Your goal:
Go over the entries below line by line, copying each one that contains the word "步仙镇狮山居委会".

Material supplied:
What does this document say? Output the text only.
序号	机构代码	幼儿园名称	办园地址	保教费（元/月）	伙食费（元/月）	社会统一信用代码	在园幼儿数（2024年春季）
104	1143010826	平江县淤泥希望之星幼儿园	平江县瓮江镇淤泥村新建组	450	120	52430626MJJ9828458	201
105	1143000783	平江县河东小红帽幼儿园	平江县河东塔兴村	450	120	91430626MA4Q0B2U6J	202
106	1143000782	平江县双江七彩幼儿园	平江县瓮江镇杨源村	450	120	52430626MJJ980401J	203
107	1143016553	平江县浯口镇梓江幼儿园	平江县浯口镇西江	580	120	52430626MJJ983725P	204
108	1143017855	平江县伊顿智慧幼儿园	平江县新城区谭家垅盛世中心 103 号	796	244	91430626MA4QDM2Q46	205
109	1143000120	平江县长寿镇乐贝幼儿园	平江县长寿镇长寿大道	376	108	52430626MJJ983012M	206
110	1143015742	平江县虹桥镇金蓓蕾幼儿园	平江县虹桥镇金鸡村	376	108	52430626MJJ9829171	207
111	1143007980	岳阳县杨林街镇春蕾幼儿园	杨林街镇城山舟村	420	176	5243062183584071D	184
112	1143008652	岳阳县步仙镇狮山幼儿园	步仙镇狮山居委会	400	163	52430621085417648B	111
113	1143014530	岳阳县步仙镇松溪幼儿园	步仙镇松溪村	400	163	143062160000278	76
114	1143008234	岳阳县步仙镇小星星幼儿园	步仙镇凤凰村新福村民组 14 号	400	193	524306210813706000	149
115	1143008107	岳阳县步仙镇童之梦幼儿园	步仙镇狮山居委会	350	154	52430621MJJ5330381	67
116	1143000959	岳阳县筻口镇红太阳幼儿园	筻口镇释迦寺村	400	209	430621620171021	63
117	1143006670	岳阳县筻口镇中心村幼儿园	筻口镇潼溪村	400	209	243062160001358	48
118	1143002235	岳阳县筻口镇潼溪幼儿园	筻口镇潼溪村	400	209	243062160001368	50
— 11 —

Solution for this exercise:
112	1143008652	岳阳县步仙镇狮山幼儿园	步仙镇狮山居委会	400	163	52430621085417648B	111
115	1143008107	岳阳县步仙镇童之梦幼儿园	步仙镇狮山居委会	350	154	52430621MJJ5330381	67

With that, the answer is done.